**The request:** Convert each line from the start of the records up to and including the line containing "twitter-icon[interactable]: t <box>388" into a JSON array of strings, one string per line, omitting blank lines.

* * * * * * * * *

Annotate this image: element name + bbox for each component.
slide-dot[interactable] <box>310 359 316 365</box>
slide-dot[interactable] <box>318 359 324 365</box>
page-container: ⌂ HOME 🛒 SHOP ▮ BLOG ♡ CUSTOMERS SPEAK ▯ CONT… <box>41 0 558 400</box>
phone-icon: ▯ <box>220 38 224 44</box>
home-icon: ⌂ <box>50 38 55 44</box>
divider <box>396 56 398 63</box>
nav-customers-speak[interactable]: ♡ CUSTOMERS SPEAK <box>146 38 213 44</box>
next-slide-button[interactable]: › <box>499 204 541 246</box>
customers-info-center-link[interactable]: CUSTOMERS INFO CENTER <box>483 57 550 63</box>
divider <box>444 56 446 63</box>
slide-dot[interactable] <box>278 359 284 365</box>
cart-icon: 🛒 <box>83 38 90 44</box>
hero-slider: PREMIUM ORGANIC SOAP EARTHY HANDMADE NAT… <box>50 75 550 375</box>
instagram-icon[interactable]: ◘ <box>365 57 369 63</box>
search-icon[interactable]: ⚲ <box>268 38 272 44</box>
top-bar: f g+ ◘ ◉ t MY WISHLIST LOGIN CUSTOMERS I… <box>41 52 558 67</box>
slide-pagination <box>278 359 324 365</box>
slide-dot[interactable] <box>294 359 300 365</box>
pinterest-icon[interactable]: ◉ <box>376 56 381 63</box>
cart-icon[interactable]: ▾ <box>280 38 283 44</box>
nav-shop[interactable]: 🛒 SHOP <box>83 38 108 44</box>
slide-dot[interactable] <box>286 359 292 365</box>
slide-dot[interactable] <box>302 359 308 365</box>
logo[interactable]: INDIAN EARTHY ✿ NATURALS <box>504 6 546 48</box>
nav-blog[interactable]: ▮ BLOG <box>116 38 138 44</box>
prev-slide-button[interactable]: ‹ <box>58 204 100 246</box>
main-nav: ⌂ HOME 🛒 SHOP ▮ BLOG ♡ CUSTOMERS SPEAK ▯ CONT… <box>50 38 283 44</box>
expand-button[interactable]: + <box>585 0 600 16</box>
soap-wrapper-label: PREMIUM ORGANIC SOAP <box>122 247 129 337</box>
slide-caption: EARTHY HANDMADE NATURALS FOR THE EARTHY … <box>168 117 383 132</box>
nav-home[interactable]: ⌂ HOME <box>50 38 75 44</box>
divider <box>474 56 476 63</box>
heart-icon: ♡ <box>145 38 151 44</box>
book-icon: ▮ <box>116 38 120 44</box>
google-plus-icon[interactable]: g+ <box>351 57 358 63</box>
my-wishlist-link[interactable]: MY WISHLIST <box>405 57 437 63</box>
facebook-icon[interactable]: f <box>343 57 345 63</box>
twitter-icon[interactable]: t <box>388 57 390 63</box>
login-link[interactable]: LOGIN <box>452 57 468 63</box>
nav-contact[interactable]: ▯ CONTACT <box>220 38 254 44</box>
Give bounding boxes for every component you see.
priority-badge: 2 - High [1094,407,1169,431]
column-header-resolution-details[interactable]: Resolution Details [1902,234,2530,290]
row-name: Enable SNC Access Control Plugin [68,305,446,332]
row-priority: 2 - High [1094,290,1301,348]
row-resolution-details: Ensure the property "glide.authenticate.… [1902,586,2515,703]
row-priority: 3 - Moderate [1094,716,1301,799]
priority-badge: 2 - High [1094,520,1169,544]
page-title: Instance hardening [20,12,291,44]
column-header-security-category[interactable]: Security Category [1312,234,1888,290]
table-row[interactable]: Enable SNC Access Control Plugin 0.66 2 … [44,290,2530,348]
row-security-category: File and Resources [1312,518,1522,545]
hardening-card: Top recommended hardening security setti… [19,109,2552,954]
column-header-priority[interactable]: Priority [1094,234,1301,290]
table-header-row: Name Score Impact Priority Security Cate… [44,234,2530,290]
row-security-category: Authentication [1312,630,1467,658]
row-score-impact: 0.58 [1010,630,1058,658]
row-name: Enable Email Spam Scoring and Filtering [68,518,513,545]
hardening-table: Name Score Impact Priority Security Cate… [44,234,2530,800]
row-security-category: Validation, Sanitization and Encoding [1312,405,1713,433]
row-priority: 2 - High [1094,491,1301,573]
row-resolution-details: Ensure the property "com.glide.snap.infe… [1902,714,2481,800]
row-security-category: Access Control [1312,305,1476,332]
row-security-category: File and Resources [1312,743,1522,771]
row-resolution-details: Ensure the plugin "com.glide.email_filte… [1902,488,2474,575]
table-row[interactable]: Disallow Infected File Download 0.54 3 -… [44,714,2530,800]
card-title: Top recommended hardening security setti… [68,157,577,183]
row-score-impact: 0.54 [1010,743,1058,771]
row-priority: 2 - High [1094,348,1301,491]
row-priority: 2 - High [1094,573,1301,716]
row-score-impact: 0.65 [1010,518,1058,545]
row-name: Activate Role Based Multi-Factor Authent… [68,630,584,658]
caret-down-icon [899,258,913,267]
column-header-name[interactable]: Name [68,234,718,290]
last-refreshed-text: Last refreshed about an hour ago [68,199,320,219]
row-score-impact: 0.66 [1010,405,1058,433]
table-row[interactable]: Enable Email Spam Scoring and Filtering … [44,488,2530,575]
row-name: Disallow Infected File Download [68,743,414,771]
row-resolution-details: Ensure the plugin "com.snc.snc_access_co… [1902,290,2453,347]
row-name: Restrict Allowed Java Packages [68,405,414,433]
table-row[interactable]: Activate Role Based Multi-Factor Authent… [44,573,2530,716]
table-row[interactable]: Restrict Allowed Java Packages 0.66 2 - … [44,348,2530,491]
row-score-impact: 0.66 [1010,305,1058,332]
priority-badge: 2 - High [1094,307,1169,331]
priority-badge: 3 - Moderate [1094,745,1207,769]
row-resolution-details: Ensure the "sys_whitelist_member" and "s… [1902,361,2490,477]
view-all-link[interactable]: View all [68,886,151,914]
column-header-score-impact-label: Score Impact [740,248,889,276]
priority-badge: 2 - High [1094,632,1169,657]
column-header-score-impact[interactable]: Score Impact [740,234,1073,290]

* * * * * * * * *

**Solution:**
[
  "Annotate this image: element name + bbox for each component.",
  "slide-dot[interactable] <box>310 359 316 365</box>",
  "slide-dot[interactable] <box>318 359 324 365</box>",
  "page-container: ⌂ HOME 🛒 SHOP ▮ BLOG ♡ CUSTOMERS SPEAK ▯ CONT… <box>41 0 558 400</box>",
  "phone-icon: ▯ <box>220 38 224 44</box>",
  "home-icon: ⌂ <box>50 38 55 44</box>",
  "divider <box>396 56 398 63</box>",
  "nav-customers-speak[interactable]: ♡ CUSTOMERS SPEAK <box>146 38 213 44</box>",
  "next-slide-button[interactable]: › <box>499 204 541 246</box>",
  "customers-info-center-link[interactable]: CUSTOMERS INFO CENTER <box>483 57 550 63</box>",
  "divider <box>444 56 446 63</box>",
  "slide-dot[interactable] <box>278 359 284 365</box>",
  "cart-icon: 🛒 <box>83 38 90 44</box>",
  "hero-slider: PREMIUM ORGANIC SOAP EARTHY HANDMADE NAT… <box>50 75 550 375</box>",
  "instagram-icon[interactable]: ◘ <box>365 57 369 63</box>",
  "search-icon[interactable]: ⚲ <box>268 38 272 44</box>",
  "top-bar: f g+ ◘ ◉ t MY WISHLIST LOGIN CUSTOMERS I… <box>41 52 558 67</box>",
  "slide-pagination <box>278 359 324 365</box>",
  "slide-dot[interactable] <box>294 359 300 365</box>",
  "pinterest-icon[interactable]: ◉ <box>376 56 381 63</box>",
  "cart-icon[interactable]: ▾ <box>280 38 283 44</box>",
  "nav-shop[interactable]: 🛒 SHOP <box>83 38 108 44</box>",
  "slide-dot[interactable] <box>286 359 292 365</box>",
  "slide-dot[interactable] <box>302 359 308 365</box>",
  "logo[interactable]: INDIAN EARTHY ✿ NATURALS <box>504 6 546 48</box>",
  "nav-blog[interactable]: ▮ BLOG <box>116 38 138 44</box>",
  "prev-slide-button[interactable]: ‹ <box>58 204 100 246</box>",
  "main-nav: ⌂ HOME 🛒 SHOP ▮ BLOG ♡ CUSTOMERS SPEAK ▯ CONT… <box>50 38 283 44</box>",
  "expand-button[interactable]: + <box>585 0 600 16</box>",
  "soap-wrapper-label: PREMIUM ORGANIC SOAP <box>122 247 129 337</box>",
  "slide-caption: EARTHY HANDMADE NATURALS FOR THE EARTHY … <box>168 117 383 132</box>",
  "nav-home[interactable]: ⌂ HOME <box>50 38 75 44</box>",
  "divider <box>474 56 476 63</box>",
  "heart-icon: ♡ <box>145 38 151 44</box>",
  "book-icon: ▮ <box>116 38 120 44</box>",
  "google-plus-icon[interactable]: g+ <box>351 57 358 63</box>",
  "my-wishlist-link[interactable]: MY WISHLIST <box>405 57 437 63</box>",
  "facebook-icon[interactable]: f <box>343 57 345 63</box>",
  "twitter-icon[interactable]: t <box>388 57 390 63</box>"
]